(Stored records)
## Start
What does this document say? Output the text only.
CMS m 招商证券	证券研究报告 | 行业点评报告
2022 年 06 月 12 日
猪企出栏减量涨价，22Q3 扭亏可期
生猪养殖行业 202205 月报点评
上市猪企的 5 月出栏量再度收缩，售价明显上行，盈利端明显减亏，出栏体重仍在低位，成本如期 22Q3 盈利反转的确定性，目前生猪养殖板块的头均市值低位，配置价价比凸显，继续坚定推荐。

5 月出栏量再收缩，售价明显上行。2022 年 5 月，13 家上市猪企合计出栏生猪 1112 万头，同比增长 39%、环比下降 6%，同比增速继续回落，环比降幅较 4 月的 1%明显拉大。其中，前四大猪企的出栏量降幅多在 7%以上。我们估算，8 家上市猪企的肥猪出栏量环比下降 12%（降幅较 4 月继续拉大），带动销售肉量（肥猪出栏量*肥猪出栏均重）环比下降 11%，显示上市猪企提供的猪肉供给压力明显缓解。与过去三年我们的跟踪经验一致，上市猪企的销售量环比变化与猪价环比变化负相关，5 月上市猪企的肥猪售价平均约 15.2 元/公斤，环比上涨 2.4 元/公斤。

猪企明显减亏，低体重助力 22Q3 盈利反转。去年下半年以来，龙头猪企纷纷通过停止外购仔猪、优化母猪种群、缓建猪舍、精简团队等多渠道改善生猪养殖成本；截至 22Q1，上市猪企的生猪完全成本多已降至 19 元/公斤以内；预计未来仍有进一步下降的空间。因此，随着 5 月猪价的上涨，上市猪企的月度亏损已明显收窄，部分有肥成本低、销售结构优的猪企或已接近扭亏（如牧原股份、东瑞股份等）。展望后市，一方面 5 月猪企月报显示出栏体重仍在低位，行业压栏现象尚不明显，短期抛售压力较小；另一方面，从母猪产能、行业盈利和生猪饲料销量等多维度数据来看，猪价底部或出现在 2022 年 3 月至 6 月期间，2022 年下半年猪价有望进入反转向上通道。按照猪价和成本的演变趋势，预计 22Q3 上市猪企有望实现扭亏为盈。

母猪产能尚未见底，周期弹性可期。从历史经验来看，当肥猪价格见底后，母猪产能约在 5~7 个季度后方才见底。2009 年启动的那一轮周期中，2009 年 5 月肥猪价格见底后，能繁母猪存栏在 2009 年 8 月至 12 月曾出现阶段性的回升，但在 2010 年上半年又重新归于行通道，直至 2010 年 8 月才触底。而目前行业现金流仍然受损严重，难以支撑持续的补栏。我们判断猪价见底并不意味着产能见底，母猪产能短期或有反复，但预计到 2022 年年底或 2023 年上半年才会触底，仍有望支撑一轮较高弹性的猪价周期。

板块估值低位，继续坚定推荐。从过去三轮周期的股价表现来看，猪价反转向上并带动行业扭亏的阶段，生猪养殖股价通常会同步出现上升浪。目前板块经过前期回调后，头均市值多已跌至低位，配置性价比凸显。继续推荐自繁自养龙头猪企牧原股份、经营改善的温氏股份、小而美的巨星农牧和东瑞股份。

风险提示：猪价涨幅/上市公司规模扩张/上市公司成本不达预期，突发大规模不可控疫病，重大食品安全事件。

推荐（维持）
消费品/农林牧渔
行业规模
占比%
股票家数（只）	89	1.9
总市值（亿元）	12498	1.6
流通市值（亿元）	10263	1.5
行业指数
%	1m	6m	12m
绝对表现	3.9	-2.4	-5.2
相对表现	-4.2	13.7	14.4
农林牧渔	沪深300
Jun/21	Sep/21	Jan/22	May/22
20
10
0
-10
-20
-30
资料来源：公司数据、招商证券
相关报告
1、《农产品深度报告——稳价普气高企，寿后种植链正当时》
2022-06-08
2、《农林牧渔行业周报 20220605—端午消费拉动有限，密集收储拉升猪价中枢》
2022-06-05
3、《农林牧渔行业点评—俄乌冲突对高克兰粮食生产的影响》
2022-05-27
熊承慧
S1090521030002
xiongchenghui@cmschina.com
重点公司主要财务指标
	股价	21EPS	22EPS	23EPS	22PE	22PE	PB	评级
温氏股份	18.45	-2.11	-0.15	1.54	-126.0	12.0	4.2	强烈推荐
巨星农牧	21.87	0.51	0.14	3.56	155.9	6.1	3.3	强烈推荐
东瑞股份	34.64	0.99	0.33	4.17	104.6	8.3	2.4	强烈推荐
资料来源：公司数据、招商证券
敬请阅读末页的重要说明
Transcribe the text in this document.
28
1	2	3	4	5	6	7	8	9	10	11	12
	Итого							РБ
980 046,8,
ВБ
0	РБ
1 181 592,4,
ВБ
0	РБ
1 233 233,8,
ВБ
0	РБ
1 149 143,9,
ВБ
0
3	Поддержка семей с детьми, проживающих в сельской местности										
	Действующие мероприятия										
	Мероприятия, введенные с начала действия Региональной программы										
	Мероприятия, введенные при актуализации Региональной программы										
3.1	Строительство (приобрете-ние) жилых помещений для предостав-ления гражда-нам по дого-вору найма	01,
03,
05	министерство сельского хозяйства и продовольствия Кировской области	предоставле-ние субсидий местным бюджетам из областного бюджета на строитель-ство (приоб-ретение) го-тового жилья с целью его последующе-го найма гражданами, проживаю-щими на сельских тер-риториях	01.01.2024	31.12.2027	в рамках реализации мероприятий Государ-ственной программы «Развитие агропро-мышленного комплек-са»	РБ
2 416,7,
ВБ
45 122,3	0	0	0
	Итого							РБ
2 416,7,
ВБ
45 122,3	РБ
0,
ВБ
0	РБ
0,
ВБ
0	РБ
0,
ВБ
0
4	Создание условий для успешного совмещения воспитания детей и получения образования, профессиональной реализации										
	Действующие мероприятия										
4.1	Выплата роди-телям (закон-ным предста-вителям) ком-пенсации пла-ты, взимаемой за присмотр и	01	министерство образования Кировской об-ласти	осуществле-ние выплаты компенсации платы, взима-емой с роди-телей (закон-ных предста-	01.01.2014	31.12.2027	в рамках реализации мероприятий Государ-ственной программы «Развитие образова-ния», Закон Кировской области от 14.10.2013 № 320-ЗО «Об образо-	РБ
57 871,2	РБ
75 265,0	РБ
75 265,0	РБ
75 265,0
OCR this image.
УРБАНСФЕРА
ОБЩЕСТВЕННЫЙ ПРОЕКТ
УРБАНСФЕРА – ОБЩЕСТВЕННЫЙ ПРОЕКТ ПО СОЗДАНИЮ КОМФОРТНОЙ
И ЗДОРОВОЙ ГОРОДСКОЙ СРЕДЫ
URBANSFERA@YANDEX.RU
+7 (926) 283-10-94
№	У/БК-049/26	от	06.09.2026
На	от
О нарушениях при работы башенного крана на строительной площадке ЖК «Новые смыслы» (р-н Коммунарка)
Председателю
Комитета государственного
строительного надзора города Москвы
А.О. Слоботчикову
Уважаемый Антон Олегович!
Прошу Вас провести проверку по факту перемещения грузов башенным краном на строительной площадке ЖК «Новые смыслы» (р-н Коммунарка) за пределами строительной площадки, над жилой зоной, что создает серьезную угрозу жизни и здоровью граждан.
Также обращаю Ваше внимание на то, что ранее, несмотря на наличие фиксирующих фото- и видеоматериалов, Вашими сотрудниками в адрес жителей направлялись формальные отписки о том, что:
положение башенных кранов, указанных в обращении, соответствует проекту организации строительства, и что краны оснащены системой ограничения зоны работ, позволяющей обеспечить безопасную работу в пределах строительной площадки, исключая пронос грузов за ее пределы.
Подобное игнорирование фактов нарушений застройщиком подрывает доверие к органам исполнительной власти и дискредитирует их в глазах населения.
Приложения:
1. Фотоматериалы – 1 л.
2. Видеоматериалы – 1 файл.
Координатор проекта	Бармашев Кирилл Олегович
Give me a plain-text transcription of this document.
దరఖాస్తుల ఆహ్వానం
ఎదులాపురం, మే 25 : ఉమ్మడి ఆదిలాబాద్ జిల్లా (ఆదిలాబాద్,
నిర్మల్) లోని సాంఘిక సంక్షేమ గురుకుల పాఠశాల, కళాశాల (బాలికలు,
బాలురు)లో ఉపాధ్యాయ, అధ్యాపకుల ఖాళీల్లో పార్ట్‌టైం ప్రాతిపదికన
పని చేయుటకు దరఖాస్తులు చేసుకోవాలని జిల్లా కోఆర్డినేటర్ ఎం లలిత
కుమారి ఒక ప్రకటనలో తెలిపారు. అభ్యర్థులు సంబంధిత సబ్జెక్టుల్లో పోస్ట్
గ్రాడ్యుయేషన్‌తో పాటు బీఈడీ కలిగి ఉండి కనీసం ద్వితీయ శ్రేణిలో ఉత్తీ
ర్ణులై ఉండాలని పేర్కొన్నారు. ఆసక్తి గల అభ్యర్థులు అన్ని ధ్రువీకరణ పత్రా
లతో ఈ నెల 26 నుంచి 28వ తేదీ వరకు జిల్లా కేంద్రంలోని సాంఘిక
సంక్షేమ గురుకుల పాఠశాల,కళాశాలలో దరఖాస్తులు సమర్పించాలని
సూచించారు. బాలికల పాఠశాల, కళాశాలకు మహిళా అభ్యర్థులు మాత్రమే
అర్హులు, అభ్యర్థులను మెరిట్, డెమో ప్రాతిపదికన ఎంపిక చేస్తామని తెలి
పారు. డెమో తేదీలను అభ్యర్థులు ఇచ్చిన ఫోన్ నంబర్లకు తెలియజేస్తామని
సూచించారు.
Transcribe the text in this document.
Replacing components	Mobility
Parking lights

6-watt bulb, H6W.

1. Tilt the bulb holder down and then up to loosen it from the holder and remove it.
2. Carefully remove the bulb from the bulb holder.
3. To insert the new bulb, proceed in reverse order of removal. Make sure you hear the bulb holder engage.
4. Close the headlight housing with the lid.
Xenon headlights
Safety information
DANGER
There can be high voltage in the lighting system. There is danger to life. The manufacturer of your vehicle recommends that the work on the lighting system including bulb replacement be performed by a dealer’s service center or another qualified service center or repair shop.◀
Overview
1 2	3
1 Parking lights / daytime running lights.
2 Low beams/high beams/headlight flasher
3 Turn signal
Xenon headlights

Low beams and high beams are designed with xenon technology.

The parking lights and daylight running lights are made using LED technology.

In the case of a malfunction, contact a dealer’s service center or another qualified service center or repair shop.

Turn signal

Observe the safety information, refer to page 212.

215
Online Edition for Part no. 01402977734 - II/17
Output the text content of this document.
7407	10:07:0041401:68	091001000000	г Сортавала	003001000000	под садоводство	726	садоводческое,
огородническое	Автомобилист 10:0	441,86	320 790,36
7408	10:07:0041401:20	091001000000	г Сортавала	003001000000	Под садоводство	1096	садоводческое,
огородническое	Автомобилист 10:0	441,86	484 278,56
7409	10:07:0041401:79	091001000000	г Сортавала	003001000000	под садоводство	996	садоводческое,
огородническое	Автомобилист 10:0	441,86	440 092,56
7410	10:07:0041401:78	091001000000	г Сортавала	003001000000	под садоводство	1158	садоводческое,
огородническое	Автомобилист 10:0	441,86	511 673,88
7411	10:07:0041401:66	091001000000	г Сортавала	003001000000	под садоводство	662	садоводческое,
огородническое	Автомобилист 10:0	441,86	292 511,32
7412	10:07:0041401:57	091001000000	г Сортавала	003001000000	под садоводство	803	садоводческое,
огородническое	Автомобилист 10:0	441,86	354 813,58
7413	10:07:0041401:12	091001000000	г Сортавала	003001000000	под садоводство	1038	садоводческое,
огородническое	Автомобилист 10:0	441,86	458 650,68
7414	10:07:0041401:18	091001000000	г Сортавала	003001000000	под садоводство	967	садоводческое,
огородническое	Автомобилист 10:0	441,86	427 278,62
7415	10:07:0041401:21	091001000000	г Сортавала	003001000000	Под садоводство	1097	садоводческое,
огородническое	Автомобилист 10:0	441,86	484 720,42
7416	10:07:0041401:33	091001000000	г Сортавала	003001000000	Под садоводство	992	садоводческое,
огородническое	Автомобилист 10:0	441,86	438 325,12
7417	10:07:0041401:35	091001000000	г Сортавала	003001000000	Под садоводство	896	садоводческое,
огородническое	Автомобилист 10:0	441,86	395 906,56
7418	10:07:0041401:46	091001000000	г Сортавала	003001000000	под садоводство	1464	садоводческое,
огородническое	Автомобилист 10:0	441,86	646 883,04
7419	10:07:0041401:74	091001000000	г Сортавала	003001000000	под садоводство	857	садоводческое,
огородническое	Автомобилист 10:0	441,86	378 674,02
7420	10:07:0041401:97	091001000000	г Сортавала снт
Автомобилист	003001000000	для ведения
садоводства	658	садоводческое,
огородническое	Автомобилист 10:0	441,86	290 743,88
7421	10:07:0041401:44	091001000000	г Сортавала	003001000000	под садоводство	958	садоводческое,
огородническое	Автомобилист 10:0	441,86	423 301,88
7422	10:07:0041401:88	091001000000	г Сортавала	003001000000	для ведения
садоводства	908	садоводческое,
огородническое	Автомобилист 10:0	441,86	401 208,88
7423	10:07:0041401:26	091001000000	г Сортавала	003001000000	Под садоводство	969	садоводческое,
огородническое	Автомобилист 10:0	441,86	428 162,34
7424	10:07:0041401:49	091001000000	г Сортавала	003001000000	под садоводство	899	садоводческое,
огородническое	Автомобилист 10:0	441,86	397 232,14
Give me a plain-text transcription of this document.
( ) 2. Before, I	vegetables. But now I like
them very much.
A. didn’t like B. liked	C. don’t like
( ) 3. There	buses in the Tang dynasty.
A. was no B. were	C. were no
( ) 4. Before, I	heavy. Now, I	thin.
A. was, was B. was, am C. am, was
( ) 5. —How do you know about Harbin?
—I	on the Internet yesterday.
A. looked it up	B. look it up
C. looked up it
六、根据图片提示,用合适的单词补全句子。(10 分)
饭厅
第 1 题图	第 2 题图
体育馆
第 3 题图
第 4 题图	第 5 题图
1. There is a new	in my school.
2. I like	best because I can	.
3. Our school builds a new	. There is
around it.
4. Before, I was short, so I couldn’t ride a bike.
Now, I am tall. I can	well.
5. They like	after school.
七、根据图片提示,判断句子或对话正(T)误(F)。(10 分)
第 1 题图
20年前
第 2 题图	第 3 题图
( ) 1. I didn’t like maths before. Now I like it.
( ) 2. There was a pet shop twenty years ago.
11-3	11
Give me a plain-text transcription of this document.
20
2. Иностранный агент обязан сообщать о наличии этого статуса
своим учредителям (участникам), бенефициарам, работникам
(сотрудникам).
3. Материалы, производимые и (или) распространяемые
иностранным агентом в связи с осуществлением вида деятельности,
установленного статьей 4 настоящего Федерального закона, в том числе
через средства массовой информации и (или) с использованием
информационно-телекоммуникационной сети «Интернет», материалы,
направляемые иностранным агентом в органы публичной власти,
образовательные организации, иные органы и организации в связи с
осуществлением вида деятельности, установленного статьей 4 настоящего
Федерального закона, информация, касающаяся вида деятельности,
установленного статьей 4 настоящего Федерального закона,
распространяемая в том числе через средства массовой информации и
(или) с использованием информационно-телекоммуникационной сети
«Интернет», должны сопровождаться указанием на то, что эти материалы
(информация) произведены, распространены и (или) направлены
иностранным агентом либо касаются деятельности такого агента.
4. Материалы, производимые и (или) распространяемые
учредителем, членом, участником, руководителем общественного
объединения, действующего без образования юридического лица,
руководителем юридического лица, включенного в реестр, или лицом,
## End
> WRITTEN TASK: Select every line in the material above where the string "средства" occurs, and copy it.

> THE SOLUTION:
через средства массовой информации и (или) с использованием
распространяемая в том числе через средства массовой информации и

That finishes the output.